Exercise prompt: In the forum post below about compensating output level for Q, which spectrum analyzer is suggested for checking a 4p HP filter that has no resonance?

Excerpted text:
[sdiy] Compensating output level for Q

[cheater00 .]

Hi Nicholas,
first off, the email that Richie forwarded hasn't got inline images,
so I'm missing out a bit on what Bernie wrote and therefore can't
comment on all of it.

However, if you have got a 4p HP that has no resonance, try the following:

1. get a noise source and a spectrum analyzer (Voxengo Span will be
great) and see what's happening in 4p HP mode. See if the peak can be
seen at all, expecially if you change the Q.

2. hook the noise input into the first stage, hook the specan to the
output of that first stage, make feedback go from the output of the
first stage to its input, and see if that works, and if it has
resonance. Calculate the frequency peak.

3. hook the noise input into the second stage, hook the specan to the
output of that second stage, make feedback go from the output of the
second stage to its input, see if that works and if it has resonance.
Calculate the frequency peak (make sure you haven't touched the cutoff
knob from when you measured it in step 2).


If you get resonance in 2 and 3 but not in 1 you want to check two things:

1. Is the resonance in both stages, at the same frequency setting,
happening at the same frequency? If not, trim your filters.

Raw data:
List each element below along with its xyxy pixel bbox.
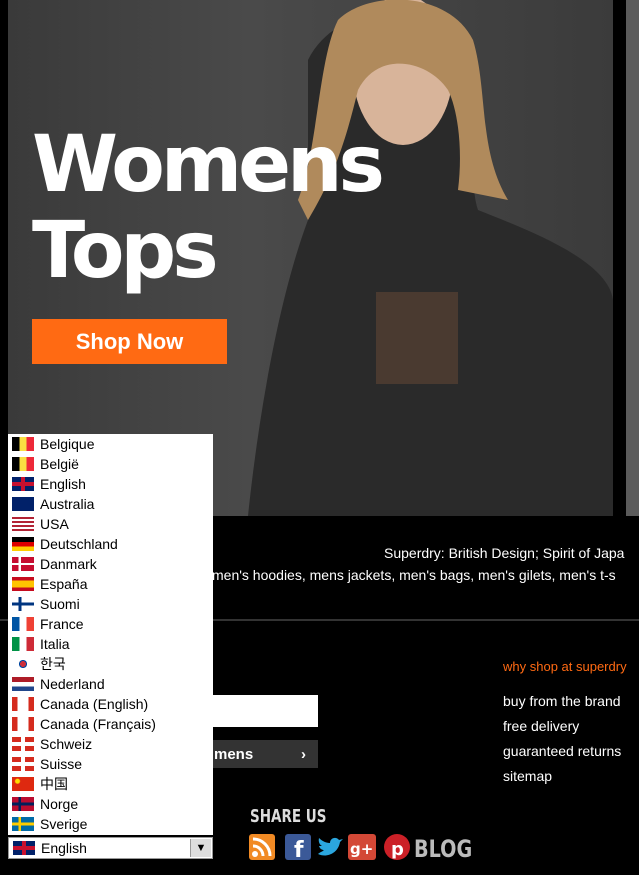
netherlands-flag-icon	[12, 677, 34, 691]
language-option[interactable]: Danmark	[8, 554, 213, 574]
newsletter-mens-button[interactable]: mens ›	[212, 740, 318, 768]
australia-flag-icon	[12, 497, 34, 511]
language-option[interactable]: Suisse	[8, 754, 213, 774]
strapline-text: Superdry: British Design; Spirit of Japa	[384, 545, 625, 561]
language-option[interactable]: 中国	[8, 774, 213, 794]
norway-flag-icon	[12, 797, 34, 811]
language-option[interactable]: 한국	[8, 654, 213, 674]
why-shop-title: why shop at superdry	[503, 659, 627, 674]
mens-button-label: mens	[214, 745, 254, 763]
language-select-value: English	[41, 840, 87, 856]
switzerland-flag-icon	[12, 757, 34, 771]
language-option[interactable]: Belgique	[8, 434, 213, 454]
france-flag-icon	[12, 617, 34, 631]
belgium-flag-icon	[12, 437, 34, 451]
why-link-returns[interactable]: guaranteed returns	[503, 743, 621, 759]
denmark-flag-icon	[12, 557, 34, 571]
chevron-down-icon[interactable]: ▼	[190, 839, 211, 857]
finland-flag-icon	[12, 597, 34, 611]
language-option[interactable]: España	[8, 574, 213, 594]
language-option[interactable]: Norge	[8, 794, 213, 814]
language-option[interactable]: Suomi	[8, 594, 213, 614]
google-plus-icon[interactable]: g+	[348, 833, 376, 861]
belgium-flag-icon	[12, 457, 34, 471]
canada-flag-icon	[12, 717, 34, 731]
seo-keywords-text: men's hoodies, mens jackets, men's bags,…	[212, 567, 616, 583]
hero-title-line2: Tops	[32, 206, 219, 296]
language-option[interactable]: Nederland	[8, 674, 213, 694]
twitter-icon[interactable]	[316, 833, 344, 861]
pinterest-icon[interactable]: p	[383, 833, 411, 861]
svg-text:f: f	[294, 838, 304, 860]
hero-title-line1: Womens	[32, 120, 385, 210]
why-link-sitemap[interactable]: sitemap	[503, 768, 552, 784]
language-select[interactable]: English ▼	[8, 837, 213, 859]
language-option[interactable]: Deutschland	[8, 534, 213, 554]
language-option[interactable]: France	[8, 614, 213, 634]
china-flag-icon	[12, 777, 34, 791]
korea-flag-icon	[12, 657, 34, 671]
newsletter-email-input[interactable]	[212, 695, 318, 727]
spain-flag-icon	[12, 577, 34, 591]
language-option[interactable]: Italia	[8, 634, 213, 654]
language-option[interactable]: USA	[8, 514, 213, 534]
language-option[interactable]: België	[8, 454, 213, 474]
facebook-icon[interactable]: f	[284, 833, 312, 861]
hero-edge	[626, 0, 639, 516]
italy-flag-icon	[12, 637, 34, 651]
usa-flag-icon	[12, 517, 34, 531]
uk-flag-icon	[12, 477, 34, 491]
language-dropdown-list[interactable]: Belgique België English Australia USA De…	[8, 434, 213, 835]
blog-link[interactable]: BLOG	[414, 835, 472, 863]
sweden-flag-icon	[12, 817, 34, 831]
hero-title: Womens Tops	[32, 120, 385, 296]
svg-text:p: p	[391, 839, 404, 860]
why-link-delivery[interactable]: free delivery	[503, 718, 579, 734]
switzerland-flag-icon	[12, 737, 34, 751]
chevron-right-icon: ›	[301, 745, 306, 763]
language-option[interactable]: English	[8, 474, 213, 494]
rss-icon[interactable]	[248, 833, 276, 861]
language-option[interactable]: Canada (Français)	[8, 714, 213, 734]
shop-now-button[interactable]: Shop Now	[32, 319, 227, 364]
language-option[interactable]: Australia	[8, 494, 213, 514]
language-option[interactable]: Schweiz	[8, 734, 213, 754]
language-option[interactable]: Canada (English)	[8, 694, 213, 714]
language-option[interactable]: Sverige	[8, 814, 213, 834]
svg-text:g+: g+	[350, 840, 373, 858]
germany-flag-icon	[12, 537, 34, 551]
why-link-brand[interactable]: buy from the brand	[503, 693, 621, 709]
canada-flag-icon	[12, 697, 34, 711]
share-us-title: SHARE US	[250, 806, 327, 827]
uk-flag-icon	[13, 841, 35, 855]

Full solution: Voxengo Span